WHAT IS ASKED = Tally the lines containing "Output" and report the number alone.

INFORMATION GIVEN =
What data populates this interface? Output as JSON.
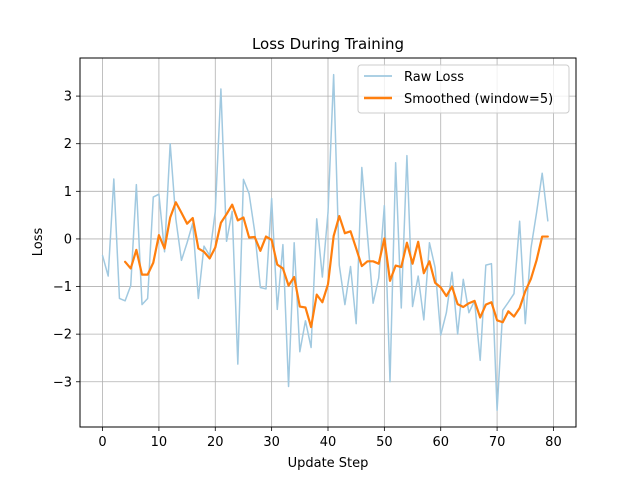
{
  "chart_data": {
    "type": "line",
    "title": "Loss During Training",
    "xlabel": "Update Step",
    "ylabel": "Loss",
    "xlim": [
      -4,
      84
    ],
    "ylim": [
      -3.95,
      3.8
    ],
    "xticks": [
      0,
      10,
      20,
      30,
      40,
      50,
      60,
      70,
      80
    ],
    "yticks": [
      -3,
      -2,
      -1,
      0,
      1,
      2,
      3
    ],
    "grid": true,
    "legend_position": "top-right",
    "series": [
      {
        "name": "Raw Loss",
        "color": "#a1c9e0",
        "x": [
          0,
          1,
          2,
          3,
          4,
          5,
          6,
          7,
          8,
          9,
          10,
          11,
          12,
          13,
          14,
          15,
          16,
          17,
          18,
          19,
          20,
          21,
          22,
          23,
          24,
          25,
          26,
          27,
          28,
          29,
          30,
          31,
          32,
          33,
          34,
          35,
          36,
          37,
          38,
          39,
          40,
          41,
          42,
          43,
          44,
          45,
          46,
          47,
          48,
          49,
          50,
          51,
          52,
          53,
          54,
          55,
          56,
          57,
          58,
          59,
          60,
          61,
          62,
          63,
          64,
          65,
          66,
          67,
          68,
          69,
          70,
          71,
          72,
          73,
          74,
          75,
          76,
          77,
          78,
          79
        ],
        "values": [
          -0.35,
          -0.78,
          1.26,
          -1.25,
          -1.3,
          -0.98,
          1.14,
          -1.38,
          -1.25,
          0.88,
          0.94,
          -0.27,
          2.0,
          0.42,
          -0.45,
          -0.08,
          0.33,
          -1.25,
          -0.15,
          -0.35,
          0.58,
          3.15,
          -0.05,
          0.58,
          -2.63,
          1.25,
          0.95,
          0.15,
          -1.02,
          -1.05,
          0.85,
          -1.48,
          -0.12,
          -3.1,
          -0.08,
          -2.37,
          -1.72,
          -2.28,
          0.42,
          -0.8,
          0.55,
          3.45,
          -0.55,
          -1.38,
          -0.58,
          -1.78,
          1.5,
          0.08,
          -1.35,
          -0.82,
          0.7,
          -3.0,
          1.6,
          -1.45,
          1.75,
          -1.42,
          -0.78,
          -1.7,
          -0.08,
          -0.6,
          -2.02,
          -1.55,
          -0.7,
          -2.0,
          -0.85,
          -1.55,
          -1.3,
          -2.55,
          -0.55,
          -0.52,
          -3.6,
          -1.5,
          -1.33,
          -1.15,
          0.37,
          -1.78,
          -0.2,
          0.55,
          1.38,
          0.38
        ]
      },
      {
        "name": "Smoothed (window=5)",
        "color": "#ff7f0e",
        "x": [
          4,
          5,
          6,
          7,
          8,
          9,
          10,
          11,
          12,
          13,
          14,
          15,
          16,
          17,
          18,
          19,
          20,
          21,
          22,
          23,
          24,
          25,
          26,
          27,
          28,
          29,
          30,
          31,
          32,
          33,
          34,
          35,
          36,
          37,
          38,
          39,
          40,
          41,
          42,
          43,
          44,
          45,
          46,
          47,
          48,
          49,
          50,
          51,
          52,
          53,
          54,
          55,
          56,
          57,
          58,
          59,
          60,
          61,
          62,
          63,
          64,
          65,
          66,
          67,
          68,
          69,
          70,
          71,
          72,
          73,
          74,
          75,
          76,
          77,
          78,
          79
        ],
        "values": [
          -0.48,
          -0.62,
          -0.23,
          -0.75,
          -0.75,
          -0.5,
          0.08,
          -0.2,
          0.45,
          0.77,
          0.55,
          0.32,
          0.44,
          -0.2,
          -0.27,
          -0.41,
          -0.18,
          0.34,
          0.52,
          0.72,
          0.39,
          0.45,
          0.03,
          0.04,
          -0.25,
          0.05,
          -0.02,
          -0.54,
          -0.62,
          -0.98,
          -0.8,
          -1.42,
          -1.44,
          -1.85,
          -1.17,
          -1.33,
          -0.95,
          0.06,
          0.48,
          0.12,
          0.16,
          -0.2,
          -0.57,
          -0.47,
          -0.47,
          -0.52,
          0.01,
          -0.88,
          -0.56,
          -0.59,
          -0.08,
          -0.52,
          -0.06,
          -0.72,
          -0.47,
          -0.92,
          -1.02,
          -1.2,
          -1.0,
          -1.37,
          -1.43,
          -1.35,
          -1.3,
          -1.65,
          -1.38,
          -1.33,
          -1.71,
          -1.75,
          -1.52,
          -1.63,
          -1.45,
          -1.1,
          -0.84,
          -0.45,
          0.05,
          0.05
        ]
      }
    ]
  }
}
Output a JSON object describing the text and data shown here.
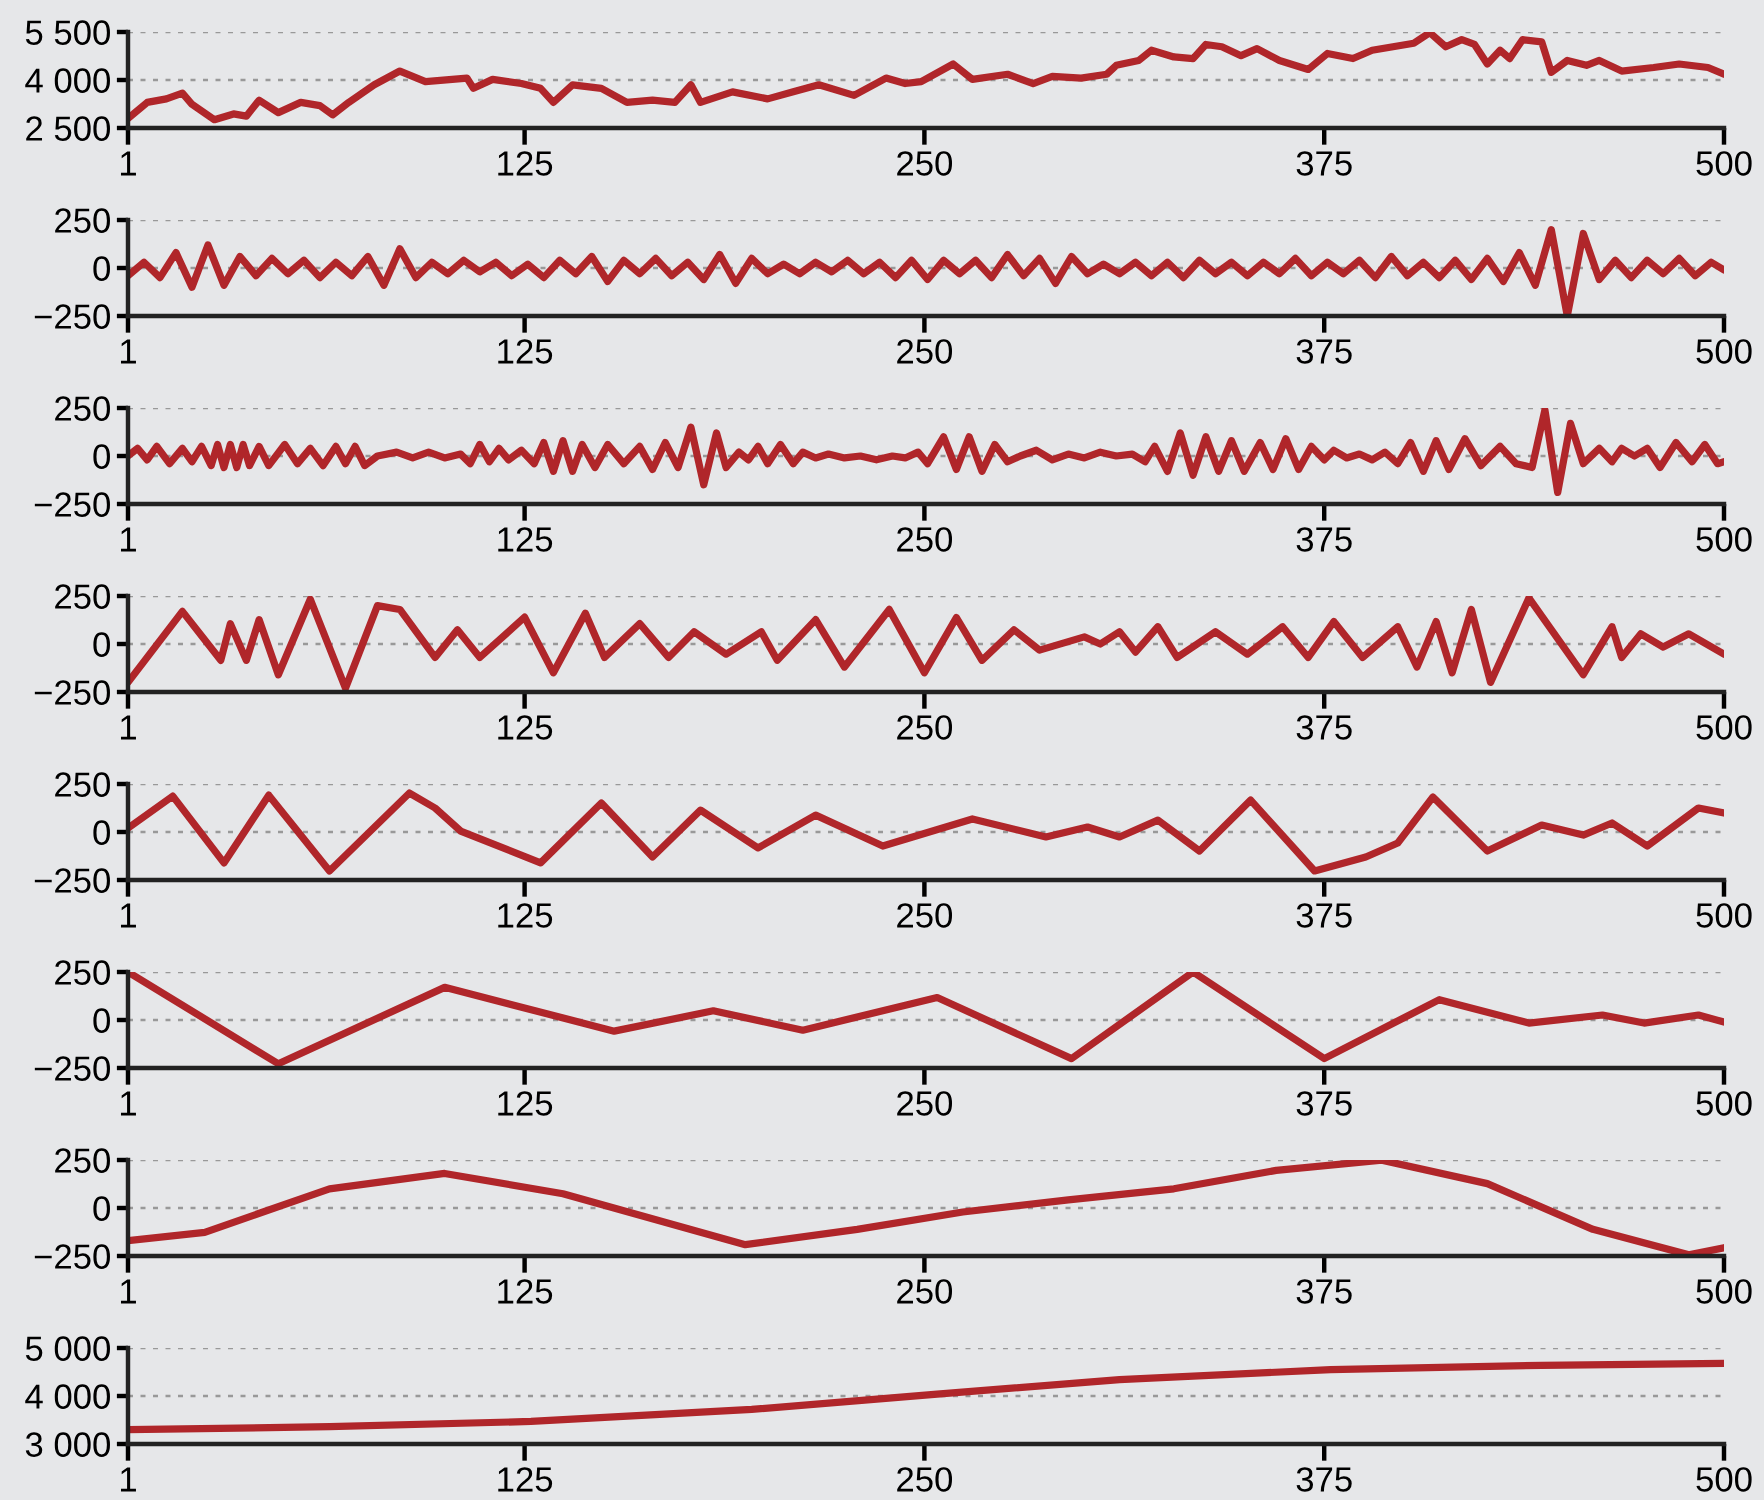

RESPONSE TO THE TASK = 2